* Task prompt: Pick out every line with the word "JSON" and copy it.

<<<<

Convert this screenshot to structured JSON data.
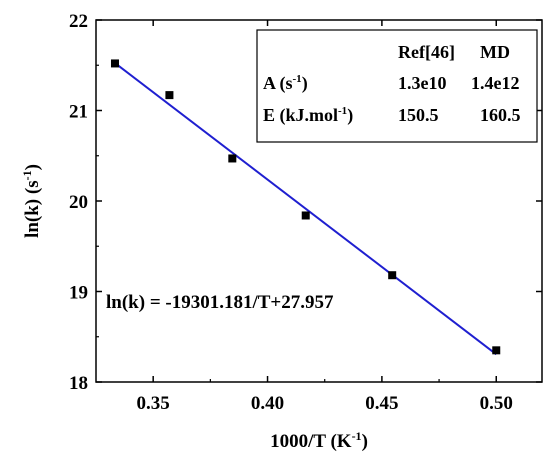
{
  "chart_data": {
    "type": "scatter",
    "xlabel": "1000/T (K",
    "xlabel_sup": "-1",
    "xlabel_close": ")",
    "ylabel": "ln(k) (s",
    "ylabel_sup": "-1",
    "ylabel_close": ")",
    "xlim": [
      0.325,
      0.52
    ],
    "ylim": [
      18,
      22
    ],
    "xticks": [
      0.35,
      0.4,
      0.45,
      0.5
    ],
    "xtick_labels": [
      "0.35",
      "0.40",
      "0.45",
      "0.50"
    ],
    "yticks": [
      18,
      19,
      20,
      21,
      22
    ],
    "ytick_labels": [
      "18",
      "19",
      "20",
      "21",
      "22"
    ],
    "grid": false,
    "series": [
      {
        "marker": "square",
        "color": "#000000",
        "x": [
          0.3333,
          0.3571,
          0.3846,
          0.4167,
          0.4545,
          0.5
        ],
        "y": [
          21.52,
          21.17,
          20.47,
          19.84,
          19.18,
          18.35
        ]
      }
    ],
    "fit": {
      "color": "#1f1fd0",
      "slope": -19.301181,
      "intercept": 27.957,
      "x_range": [
        0.3333,
        0.5
      ],
      "label": "ln(k) = -19301.181/T+27.957"
    },
    "table": {
      "headers": [
        "",
        "Ref[46]",
        "MD"
      ],
      "rows": [
        {
          "label": "A (s",
          "sup": "-1",
          "close": ")",
          "values": [
            "1.3e10",
            "1.4e12"
          ]
        },
        {
          "label": "E (kJ.mol",
          "sup": "-1",
          "close": ")",
          "values": [
            "150.5",
            "160.5"
          ]
        }
      ]
    }
  }
}
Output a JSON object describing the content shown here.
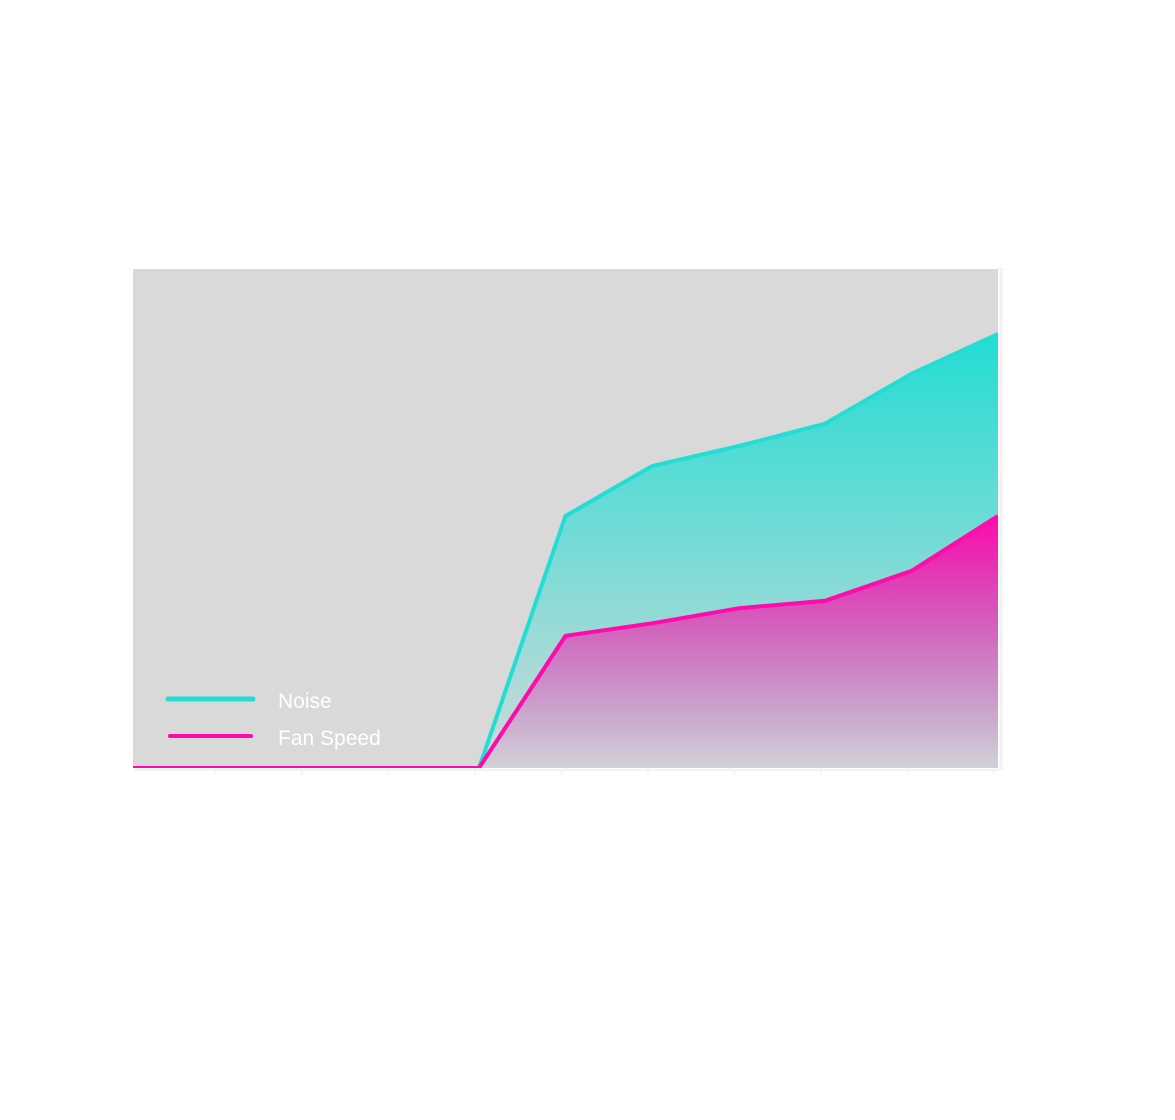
{
  "chart_data": {
    "type": "area",
    "title": "",
    "xlabel": "",
    "ylabel": "",
    "x": [
      0,
      1,
      2,
      3,
      4,
      5,
      6,
      7,
      8,
      9,
      10
    ],
    "series": [
      {
        "name": "Noise",
        "color": "#22ddd4",
        "values": [
          0,
          0,
          0,
          0,
          0,
          50.5,
          60.5,
          64.5,
          69,
          79,
          87
        ]
      },
      {
        "name": "Fan Speed",
        "color": "#ff0aab",
        "values": [
          0,
          0,
          0,
          0,
          0,
          26.5,
          29,
          32,
          33.5,
          39.5,
          50.5
        ]
      }
    ],
    "ylim": [
      0,
      100
    ],
    "xlim": [
      0,
      10
    ],
    "grid": false,
    "legend": "bottom-left",
    "plot_background": "#d9d9d9"
  }
}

>>>>

* Response to this task:
Convert this screenshot to structured JSON data.
Output a JSON object describing the content shown here.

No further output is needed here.